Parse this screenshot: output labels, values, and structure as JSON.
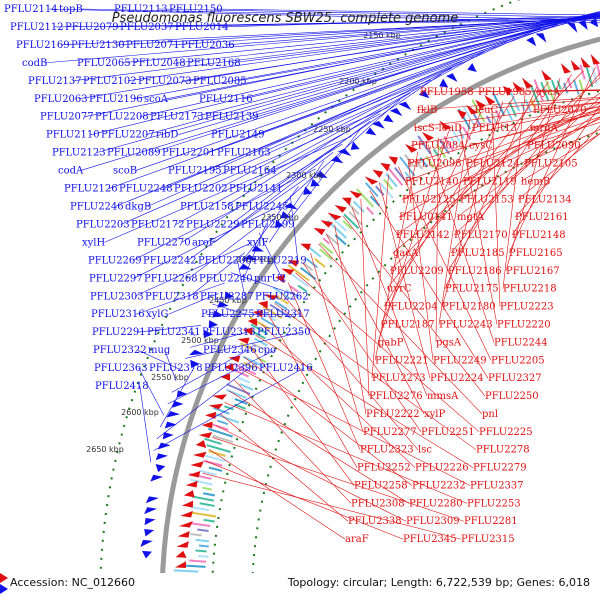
{
  "title": "Pseudomonas fluorescens SBW25, complete genome",
  "footer": {
    "accession": "Accession: NC_012660",
    "summary": "Topology: circular; Length: 6,722,539 bp; Genes: 6,018"
  },
  "colors": {
    "reverse_strand": "#1010e8",
    "forward_strand": "#e01010",
    "ring": "#9a9a9a",
    "tick": "#1a7a1a",
    "highlight_label": "#ff9ec8"
  },
  "kbp_ticks": [
    "2150 kbp",
    "2200 kbp",
    "2250 kbp",
    "2300 kbp",
    "2350 kbp",
    "2400 kbp",
    "2450 kbp",
    "2500 kbp",
    "2550 kbp",
    "2600 kbp",
    "2650 kbp"
  ],
  "left_labels": [
    "PFLU2114",
    "topB",
    "PFLU2113",
    "PFLU2150",
    "PFLU2112",
    "PFLU2079",
    "PFLU2037",
    "PFLU2014",
    "PFLU2169",
    "PFLU2130",
    "PFLU2071",
    "PFLU2036",
    "codB",
    "PFLU2065",
    "PFLU2048",
    "PFLU2168",
    "PFLU2137",
    "PFLU2102",
    "PFLU2073",
    "PFLU2085",
    "PFLU2063",
    "PFLU2196",
    "scoA",
    "PFLU2116",
    "PFLU2077",
    "PFLU2208",
    "PFLU2173",
    "PFLU2139",
    "PFLU2110",
    "PFLU2207",
    "ribD",
    "PFLU2149",
    "PFLU2123",
    "PFLU2089",
    "PFLU2201",
    "PFLU2163",
    "codA",
    "scoB",
    "PFLU2195",
    "PFLU2164",
    "PFLU2126",
    "PFLU2248",
    "PFLU2202",
    "PFLU2141",
    "PFLU2246",
    "dkgB",
    "PFLU2158",
    "PFLU2245",
    "PFLU2203",
    "PFLU2172",
    "PFLU2229",
    "PFLU2199",
    "xylH",
    "PFLU2270",
    "aroF",
    "xylF",
    "PFLU2269",
    "PFLU2242",
    "PFLU2206",
    "PFLU2219",
    "PFLU2297",
    "PFLU2268",
    "PFLU2240",
    "purU2",
    "PFLU2303",
    "PFLU2318",
    "PFLU2287",
    "PFLU2262",
    "PFLU2316",
    "xylG",
    "PFLU2275",
    "PFLU2317",
    "PFLU2291",
    "PFLU2341",
    "PFLU2313",
    "PFLU2350",
    "PFLU2322",
    "mug",
    "PFLU2346",
    "cpo",
    "PFLU2363",
    "PFLU2378",
    "PFLU2396",
    "PFLU2416",
    "PFLU2418"
  ],
  "right_labels": [
    "PFLU1958",
    "PFLU1985",
    "cycA",
    "fklB",
    "leuC",
    "PFLU2070",
    "iscS-leuD",
    "PFLUt13",
    "mrdA",
    "PFLU2084",
    "cysC",
    "PFLU2090",
    "PFLU2098",
    "PFLU2124",
    "PFLU2105",
    "PFLU2140",
    "PFLU2119",
    "hemB",
    "PFLU2125",
    "PFLU2153",
    "PFLU2134",
    "PFLU0141",
    "mgtA",
    "PFLU2161",
    "PFLU2142",
    "PFLU2170",
    "PFLU2148",
    "gacA",
    "PFLU2185",
    "PFLU2165",
    "PFLU2209",
    "PFLU2186",
    "PFLU2167",
    "uvrC",
    "PFLU2175",
    "PFLU2218",
    "PFLU2204",
    "PFLU2180",
    "PFLU2223",
    "PFLU2187",
    "PFLU2243",
    "PFLU2220",
    "gabP",
    "pgsA",
    "PFLU2244",
    "PFLU2221",
    "PFLU2249",
    "PFLU2205",
    "PFLU2273",
    "PFLU2224",
    "PFLU2327",
    "PFLU2276",
    "mmsA",
    "PFLU2250",
    "PFLU2222",
    "xylP",
    "pnl",
    "PFLU2277",
    "PFLU2251",
    "PFLU2225",
    "PFLU2323",
    "lsc",
    "PFLU2278",
    "PFLU2252",
    "PFLU2226",
    "PFLU2279",
    "PFLU2258",
    "PFLU2232",
    "PFLU2337",
    "PFLU2308",
    "PFLU2280",
    "PFLU2253",
    "PFLU2338",
    "PFLU2309",
    "PFLU2281",
    "araF",
    "PFLU2345",
    "PFLU2315"
  ]
}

----

[EXERCISE]:
Omitting all images, retype each line of the records precisely.

[EXERCISE RESULT]:
Parse this screenshot: output labels, values, and structure as JSON.
{
  "title": "Pseudomonas fluorescens SBW25, complete genome",
  "footer": {
    "accession": "Accession: NC_012660",
    "summary": "Topology: circular; Length: 6,722,539 bp; Genes: 6,018"
  },
  "colors": {
    "reverse_strand": "#1010e8",
    "forward_strand": "#e01010",
    "ring": "#9a9a9a",
    "tick": "#1a7a1a",
    "highlight_label": "#ff9ec8"
  },
  "kbp_ticks": [
    "2150 kbp",
    "2200 kbp",
    "2250 kbp",
    "2300 kbp",
    "2350 kbp",
    "2400 kbp",
    "2450 kbp",
    "2500 kbp",
    "2550 kbp",
    "2600 kbp",
    "2650 kbp"
  ],
  "left_labels": [
    "PFLU2114",
    "topB",
    "PFLU2113",
    "PFLU2150",
    "PFLU2112",
    "PFLU2079",
    "PFLU2037",
    "PFLU2014",
    "PFLU2169",
    "PFLU2130",
    "PFLU2071",
    "PFLU2036",
    "codB",
    "PFLU2065",
    "PFLU2048",
    "PFLU2168",
    "PFLU2137",
    "PFLU2102",
    "PFLU2073",
    "PFLU2085",
    "PFLU2063",
    "PFLU2196",
    "scoA",
    "PFLU2116",
    "PFLU2077",
    "PFLU2208",
    "PFLU2173",
    "PFLU2139",
    "PFLU2110",
    "PFLU2207",
    "ribD",
    "PFLU2149",
    "PFLU2123",
    "PFLU2089",
    "PFLU2201",
    "PFLU2163",
    "codA",
    "scoB",
    "PFLU2195",
    "PFLU2164",
    "PFLU2126",
    "PFLU2248",
    "PFLU2202",
    "PFLU2141",
    "PFLU2246",
    "dkgB",
    "PFLU2158",
    "PFLU2245",
    "PFLU2203",
    "PFLU2172",
    "PFLU2229",
    "PFLU2199",
    "xylH",
    "PFLU2270",
    "aroF",
    "xylF",
    "PFLU2269",
    "PFLU2242",
    "PFLU2206",
    "PFLU2219",
    "PFLU2297",
    "PFLU2268",
    "PFLU2240",
    "purU2",
    "PFLU2303",
    "PFLU2318",
    "PFLU2287",
    "PFLU2262",
    "PFLU2316",
    "xylG",
    "PFLU2275",
    "PFLU2317",
    "PFLU2291",
    "PFLU2341",
    "PFLU2313",
    "PFLU2350",
    "PFLU2322",
    "mug",
    "PFLU2346",
    "cpo",
    "PFLU2363",
    "PFLU2378",
    "PFLU2396",
    "PFLU2416",
    "PFLU2418"
  ],
  "right_labels": [
    "PFLU1958",
    "PFLU1985",
    "cycA",
    "fklB",
    "leuC",
    "PFLU2070",
    "iscS-leuD",
    "PFLUt13",
    "mrdA",
    "PFLU2084",
    "cysC",
    "PFLU2090",
    "PFLU2098",
    "PFLU2124",
    "PFLU2105",
    "PFLU2140",
    "PFLU2119",
    "hemB",
    "PFLU2125",
    "PFLU2153",
    "PFLU2134",
    "PFLU0141",
    "mgtA",
    "PFLU2161",
    "PFLU2142",
    "PFLU2170",
    "PFLU2148",
    "gacA",
    "PFLU2185",
    "PFLU2165",
    "PFLU2209",
    "PFLU2186",
    "PFLU2167",
    "uvrC",
    "PFLU2175",
    "PFLU2218",
    "PFLU2204",
    "PFLU2180",
    "PFLU2223",
    "PFLU2187",
    "PFLU2243",
    "PFLU2220",
    "gabP",
    "pgsA",
    "PFLU2244",
    "PFLU2221",
    "PFLU2249",
    "PFLU2205",
    "PFLU2273",
    "PFLU2224",
    "PFLU2327",
    "PFLU2276",
    "mmsA",
    "PFLU2250",
    "PFLU2222",
    "xylP",
    "pnl",
    "PFLU2277",
    "PFLU2251",
    "PFLU2225",
    "PFLU2323",
    "lsc",
    "PFLU2278",
    "PFLU2252",
    "PFLU2226",
    "PFLU2279",
    "PFLU2258",
    "PFLU2232",
    "PFLU2337",
    "PFLU2308",
    "PFLU2280",
    "PFLU2253",
    "PFLU2338",
    "PFLU2309",
    "PFLU2281",
    "araF",
    "PFLU2345",
    "PFLU2315"
  ]
}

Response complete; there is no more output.